- [WORK TO BE COMPLETED]
Write out the line with "Extract the structured" and every later line through the end of the data below, exactly as given, with no pictures in the copy.

- [PROVIDED MATERIAL]

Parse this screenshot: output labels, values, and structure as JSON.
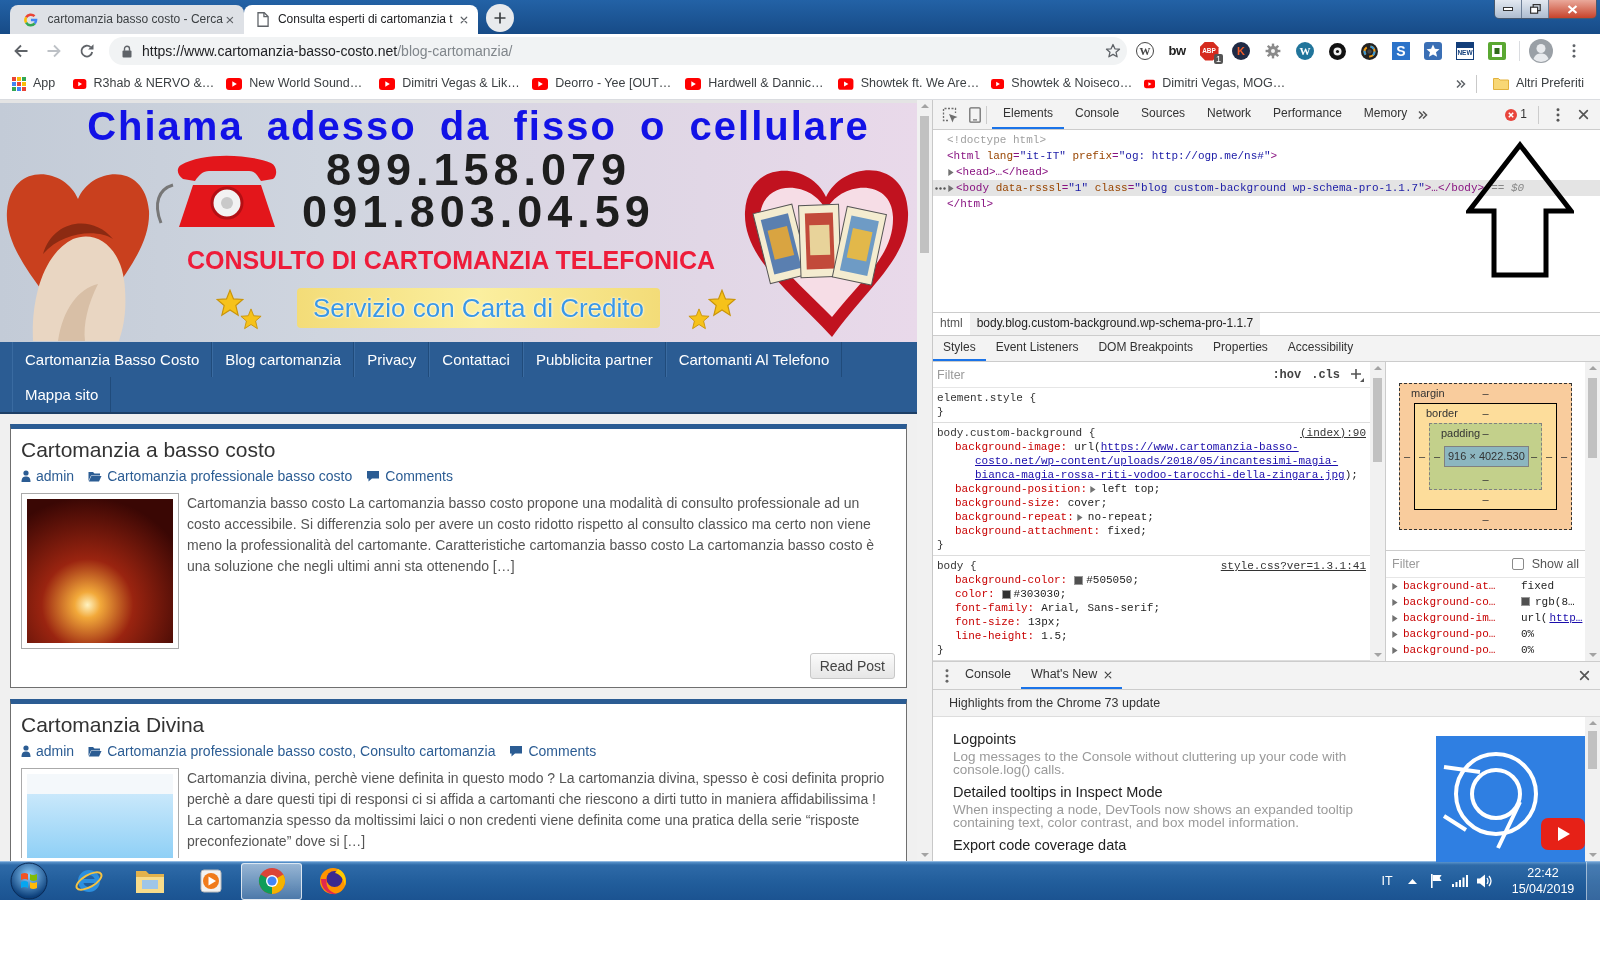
{
  "browser": {
    "tabs": [
      {
        "kind": "search",
        "title": "cartomanzia basso costo - Cerca",
        "selected": false
      },
      {
        "kind": "page",
        "title": "Consulta esperti di cartomanzia t",
        "selected": true
      }
    ],
    "nav_buttons": [
      {
        "kind": "back",
        "disabled": false
      },
      {
        "kind": "forward",
        "disabled": true
      },
      {
        "kind": "reload",
        "disabled": false
      }
    ],
    "address": {
      "host": "https://www.cartomanzia-basso-costo.net",
      "path": "/blog-cartomanzia/"
    },
    "extensions": [
      {
        "kind": "ring-disc",
        "label": "W"
      },
      {
        "kind": "wordmark",
        "label": "bw"
      },
      {
        "kind": "octagon",
        "label": "ABP",
        "badge": "1"
      },
      {
        "kind": "dark-disc",
        "label": "K"
      },
      {
        "kind": "gear"
      },
      {
        "kind": "blue-disc",
        "label": "W"
      },
      {
        "kind": "record"
      },
      {
        "kind": "lens"
      },
      {
        "kind": "s-tile",
        "label": "S"
      },
      {
        "kind": "star-tile"
      },
      {
        "kind": "new-tile",
        "label": "NEW"
      },
      {
        "kind": "frame-tile"
      }
    ],
    "bookmarks": [
      {
        "kind": "apps",
        "label": "App"
      },
      {
        "kind": "video",
        "label": "R3hab & NERVO &…"
      },
      {
        "kind": "video",
        "label": "New World Sound…"
      },
      {
        "kind": "video",
        "label": "Dimitri Vegas & Lik…"
      },
      {
        "kind": "video",
        "label": "Deorro - Yee [OUT…"
      },
      {
        "kind": "video",
        "label": "Hardwell & Dannic…"
      },
      {
        "kind": "video",
        "label": "Showtek ft. We Are…"
      },
      {
        "kind": "video",
        "label": "Showtek & Noiseco…"
      },
      {
        "kind": "video",
        "label": "Dimitri Vegas, MOG…"
      }
    ],
    "other_bookmarks": "Altri Preferiti"
  },
  "website": {
    "banner": {
      "headline": "Chiama adesso da fisso o cellulare",
      "phones": [
        "899.158.079",
        "091.803.04.59"
      ],
      "subtitle": "CONSULTO DI CARTOMANZIA TELEFONICA",
      "ribbon": "Servizio con Carta di Credito"
    },
    "menu": [
      "Cartomanzia Basso Costo",
      "Blog cartomanzia",
      "Privacy",
      "Contattaci",
      "Pubblicita partner",
      "Cartomanti Al Telefono",
      "Mappa sito"
    ],
    "posts": [
      {
        "kind": "photo",
        "title": "Cartomanzia a basso costo",
        "author": "admin",
        "category": "Cartomanzia professionale basso costo",
        "comments": "Comments",
        "excerpt": "Cartomanzia basso costo La cartomanzia basso costo propone una modalità di consulto professionale ad un costo accessibile. Si differenzia solo per avere un costo ridotto rispetto al consulto classico ma certo non viene meno la professionalità del cartomante. Caratteristiche cartomanzia basso costo La cartomanzia basso costo è una soluzione che negli ultimi anni sta ottenendo […]",
        "button": "Read Post"
      },
      {
        "kind": "graphic",
        "title": "Cartomanzia Divina",
        "author": "admin",
        "category": "Cartomanzia professionale basso costo, Consulto cartomanzia",
        "comments": "Comments",
        "excerpt": "Cartomanzia divina, perchè viene definita in questo modo ? La cartomanzia divina, spesso è cosi definita proprio perchè a dare questi tipi di responsi ci si affida a cartomanti che riescono a dirti tutto in maniera affidabilissima ! La cartomanzia spesso da moltissimi laici o non credenti viene definita come una pratica della serie “risposte preconfezionate” dove si […]"
      }
    ]
  },
  "devtools": {
    "tabs": [
      {
        "label": "Elements",
        "selected": true
      },
      {
        "label": "Console",
        "selected": false
      },
      {
        "label": "Sources",
        "selected": false
      },
      {
        "label": "Network",
        "selected": false
      },
      {
        "label": "Performance",
        "selected": false
      },
      {
        "label": "Memory",
        "selected": false
      }
    ],
    "errors": "1",
    "dom_tree": [
      {
        "kind": "doctype",
        "markup": "<!doctype html>",
        "selected": false
      },
      {
        "kind": "element",
        "markup": "<html lang=\"it-IT\" prefix=\"og: http://ogp.me/ns#\">",
        "selected": false,
        "children": [
          {
            "kind": "element",
            "markup": "<head>…</head>",
            "expanded": false,
            "selected": false
          },
          {
            "kind": "element",
            "markup": "<body data-rsssl=\"1\" class=\"blog custom-background wp-schema-pro-1.1.7\">…</body>",
            "expanded": false,
            "selected": true,
            "note": "== $0"
          }
        ],
        "close": "</html>"
      }
    ],
    "breadcrumbs": [
      {
        "label": "html",
        "selected": false
      },
      {
        "label": "body.blog.custom-background.wp-schema-pro-1.1.7",
        "selected": true
      }
    ],
    "panel_tabs": [
      {
        "label": "Styles",
        "selected": true
      },
      {
        "label": "Event Listeners",
        "selected": false
      },
      {
        "label": "DOM Breakpoints",
        "selected": false
      },
      {
        "label": "Properties",
        "selected": false
      },
      {
        "label": "Accessibility",
        "selected": false
      }
    ],
    "styles": {
      "filter": {
        "placeholder": "Filter"
      },
      "toggles": [
        ":hov",
        ".cls"
      ],
      "rules": [
        {
          "selector": "element.style {",
          "close": "}"
        },
        {
          "selector": "body.custom-background {",
          "source": "(index):90",
          "declarations": [
            {
              "property": "background-image:",
              "value": "url(",
              "link_lines": [
                "https://www.cartomanzia-basso-",
                "costo.net/wp-content/uploads/2018/05/incantesimi-magia-",
                "bianca-magia-rossa-riti-vodoo-tarocchi-della-zingara.jpg"
              ],
              "after": ");"
            },
            {
              "property": "background-position:",
              "expandable": true,
              "value": "left top;"
            },
            {
              "property": "background-size:",
              "value": "cover;"
            },
            {
              "property": "background-repeat:",
              "expandable": true,
              "value": "no-repeat;"
            },
            {
              "property": "background-attachment:",
              "value": "fixed;"
            }
          ],
          "close": "}"
        },
        {
          "selector": "body {",
          "source": "style.css?ver=1.3.1:41",
          "declarations": [
            {
              "property": "background-color:",
              "color": "#505050",
              "value": "#505050;"
            },
            {
              "property": "color:",
              "color": "#303030",
              "value": "#303030;"
            },
            {
              "property": "font-family:",
              "value": "Arial, Sans-serif;"
            },
            {
              "property": "font-size:",
              "value": "13px;"
            },
            {
              "property": "line-height:",
              "value": "1.5;"
            }
          ],
          "close": "}"
        }
      ]
    },
    "computed": {
      "box_model": {
        "layers": [
          {
            "label": "margin",
            "top": "–"
          },
          {
            "label": "border",
            "top": "–"
          },
          {
            "label": "padding",
            "top": "–"
          }
        ],
        "middle": {
          "left": [
            "–",
            "–",
            "–"
          ],
          "content": "916 × 4022.530",
          "right": [
            "–",
            "–",
            "–"
          ]
        },
        "bottoms": [
          "–",
          "–",
          "–"
        ]
      },
      "filter": {
        "placeholder": "Filter"
      },
      "show_all": {
        "label": "Show all",
        "checked": false
      },
      "properties": [
        {
          "name": "background-at…",
          "value": "fixed"
        },
        {
          "name": "background-co…",
          "color": "#505050",
          "value": "rgb(8…"
        },
        {
          "name": "background-im…",
          "value": "url(",
          "link": "http…"
        },
        {
          "name": "background-po…",
          "value": "0%"
        },
        {
          "name": "background-po…",
          "value": "0%"
        }
      ]
    },
    "drawer": {
      "tabs": [
        {
          "label": "Console",
          "selected": false,
          "closable": false
        },
        {
          "label": "What's New",
          "selected": true,
          "closable": true
        }
      ],
      "banner": "Highlights from the Chrome 73 update",
      "items": [
        {
          "title": "Logpoints",
          "description": "Log messages to the Console without cluttering up your code with console.log() calls."
        },
        {
          "title": "Detailed tooltips in Inspect Mode",
          "description": "When inspecting a node, DevTools now shows an expanded tooltip containing text, color contrast, and box model information."
        },
        {
          "title": "Export code coverage data"
        }
      ]
    }
  },
  "taskbar": {
    "apps": [
      {
        "kind": "ie",
        "selected": false
      },
      {
        "kind": "explorer",
        "selected": false
      },
      {
        "kind": "media",
        "selected": false
      },
      {
        "kind": "chrome",
        "selected": true
      },
      {
        "kind": "firefox",
        "selected": false
      }
    ],
    "language": "IT",
    "time": "22:42",
    "date": "15/04/2019"
  }
}
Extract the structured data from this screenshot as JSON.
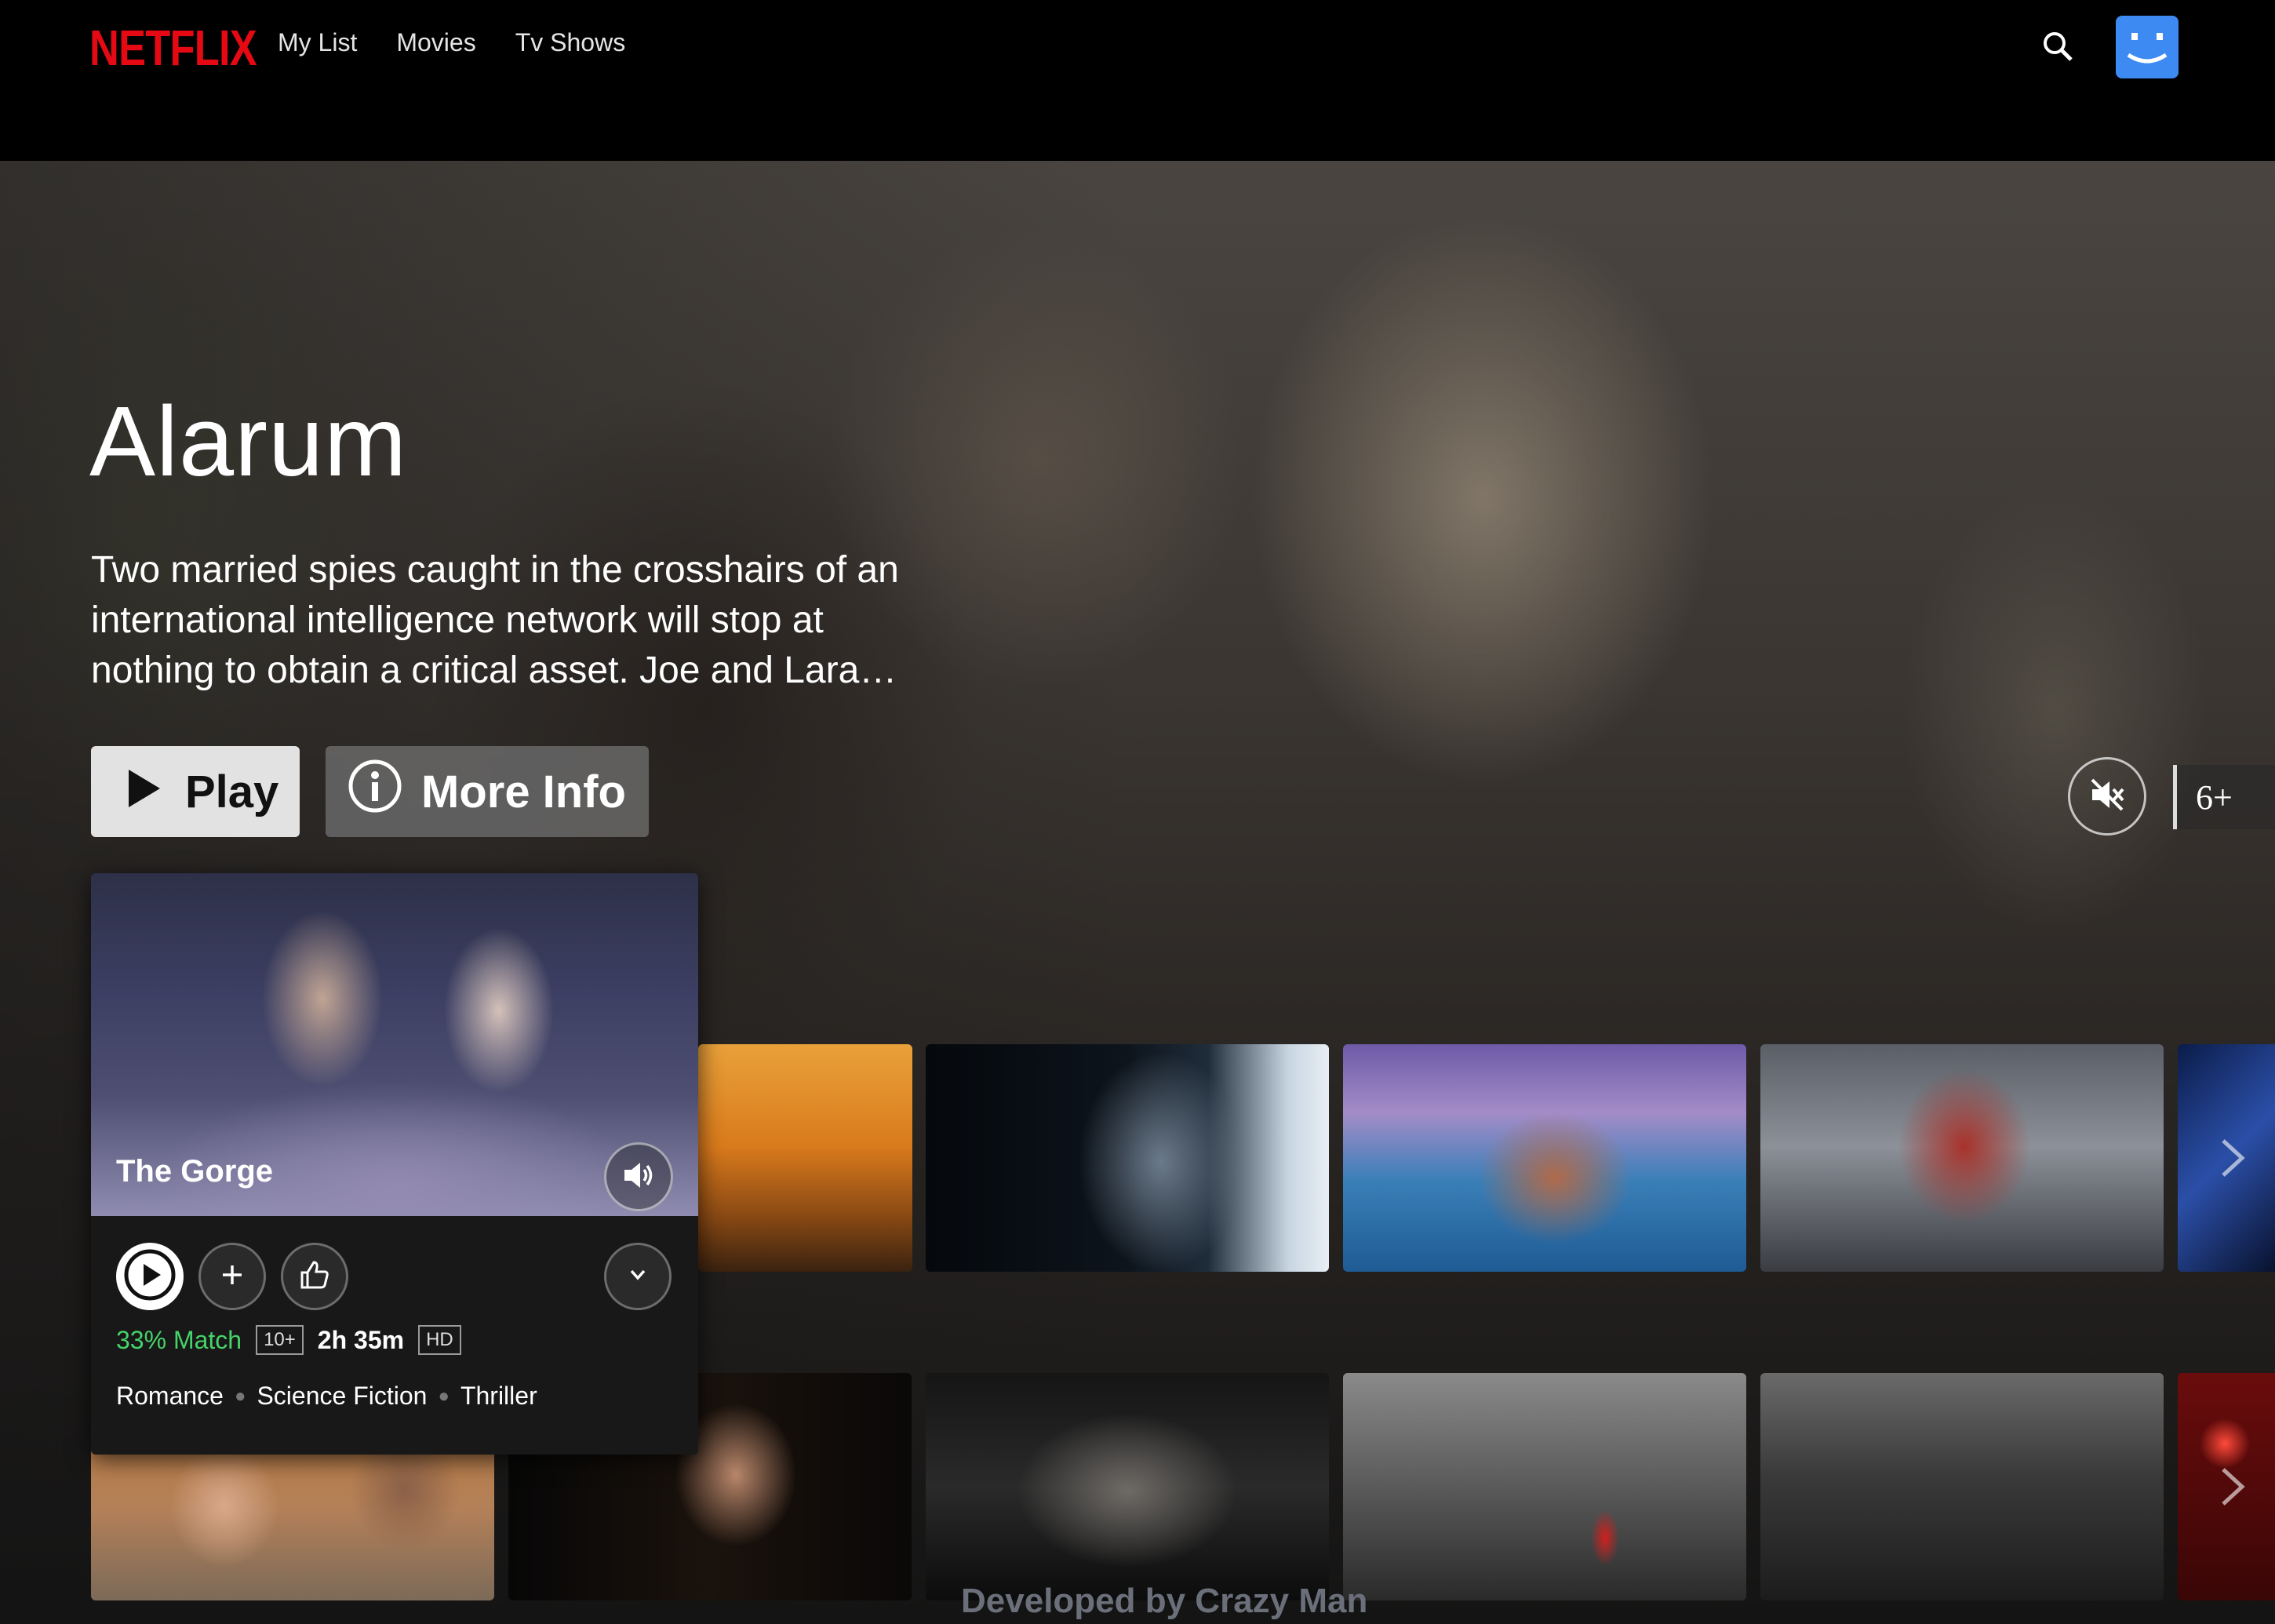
{
  "header": {
    "logo": "NETFLIX",
    "nav": [
      "My List",
      "Movies",
      "Tv Shows"
    ]
  },
  "hero": {
    "title": "Alarum",
    "description": "Two married spies caught in the crosshairs of an international intelligence network will stop at nothing to obtain a critical asset. Joe and Lara…",
    "play_label": "Play",
    "info_label": "More Info",
    "maturity": "6+"
  },
  "preview_card": {
    "title": "The Gorge",
    "match": "33% Match",
    "rating": "10+",
    "duration": "2h 35m",
    "quality": "HD",
    "genres": [
      "Romance",
      "Science Fiction",
      "Thriller"
    ]
  },
  "footer_text": "Developed by Crazy Man",
  "colors": {
    "brand": "#e50914",
    "match": "#46d369",
    "background": "#141414",
    "avatar": "#3d8bf2"
  }
}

- [ANSWER BELOW]
Extract the structured data from this screenshot as JSON.
{
  "header": {
    "logo": "NETFLIX",
    "nav": [
      "My List",
      "Movies",
      "Tv Shows"
    ]
  },
  "hero": {
    "title": "Alarum",
    "description": "Two married spies caught in the crosshairs of an international intelligence network will stop at nothing to obtain a critical asset. Joe and Lara…",
    "play_label": "Play",
    "info_label": "More Info",
    "maturity": "6+"
  },
  "preview_card": {
    "title": "The Gorge",
    "match": "33% Match",
    "rating": "10+",
    "duration": "2h 35m",
    "quality": "HD",
    "genres": [
      "Romance",
      "Science Fiction",
      "Thriller"
    ]
  },
  "footer_text": "Developed by Crazy Man",
  "colors": {
    "brand": "#e50914",
    "match": "#46d369",
    "background": "#141414",
    "avatar": "#3d8bf2"
  }
}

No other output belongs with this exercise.